Can you find the lines of the listing that include "为电场中的" and copy every one?
(begin)
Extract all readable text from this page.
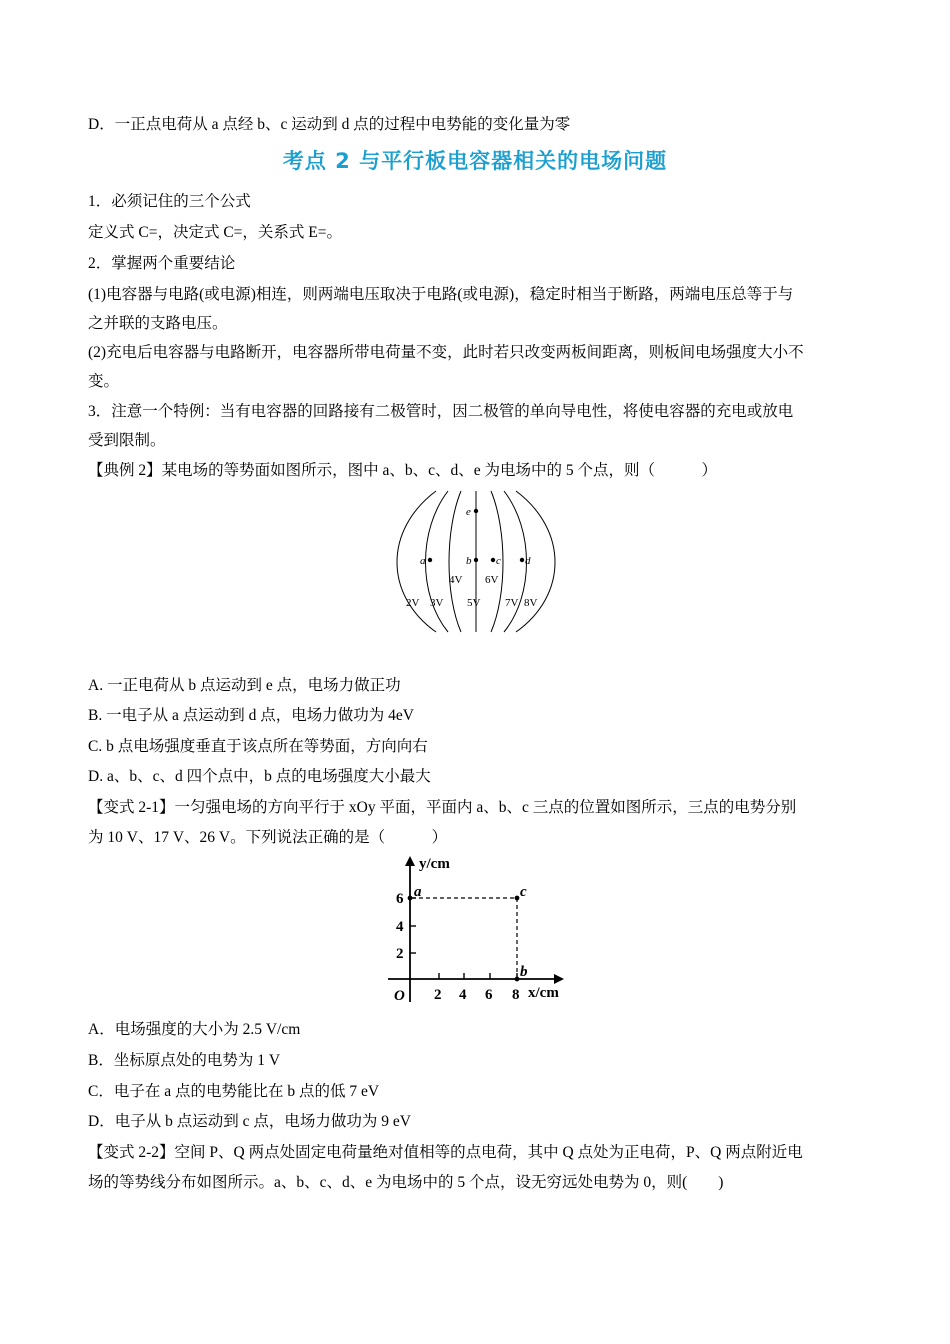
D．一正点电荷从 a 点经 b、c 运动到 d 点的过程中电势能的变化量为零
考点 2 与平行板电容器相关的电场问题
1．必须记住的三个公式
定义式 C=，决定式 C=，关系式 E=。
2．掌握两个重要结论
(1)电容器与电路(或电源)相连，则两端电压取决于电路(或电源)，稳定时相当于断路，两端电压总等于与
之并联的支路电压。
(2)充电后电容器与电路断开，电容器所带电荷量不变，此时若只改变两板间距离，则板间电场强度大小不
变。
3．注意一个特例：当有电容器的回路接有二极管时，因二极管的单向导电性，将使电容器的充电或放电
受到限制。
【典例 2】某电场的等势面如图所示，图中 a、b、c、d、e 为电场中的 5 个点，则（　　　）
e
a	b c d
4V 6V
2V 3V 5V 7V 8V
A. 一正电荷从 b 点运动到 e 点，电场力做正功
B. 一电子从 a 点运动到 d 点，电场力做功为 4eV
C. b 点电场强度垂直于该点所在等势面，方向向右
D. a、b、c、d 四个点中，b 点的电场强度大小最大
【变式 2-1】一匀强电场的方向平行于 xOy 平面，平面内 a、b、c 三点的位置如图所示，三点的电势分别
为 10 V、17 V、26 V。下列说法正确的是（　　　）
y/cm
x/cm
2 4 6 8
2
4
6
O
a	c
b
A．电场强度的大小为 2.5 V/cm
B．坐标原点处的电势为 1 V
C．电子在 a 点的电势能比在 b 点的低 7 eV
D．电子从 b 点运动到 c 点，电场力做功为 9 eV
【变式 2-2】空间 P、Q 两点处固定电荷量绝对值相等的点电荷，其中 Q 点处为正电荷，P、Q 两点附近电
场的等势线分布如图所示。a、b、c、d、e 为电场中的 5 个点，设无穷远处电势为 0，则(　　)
(end)
PROBLEM SOLUTION:
【典例 2】某电场的等势面如图所示，图中 a、b、c、d、e 为电场中的 5 个点，则（　　　）
场的等势线分布如图所示。a、b、c、d、e 为电场中的 5 个点，设无穷远处电势为 0，则(　　)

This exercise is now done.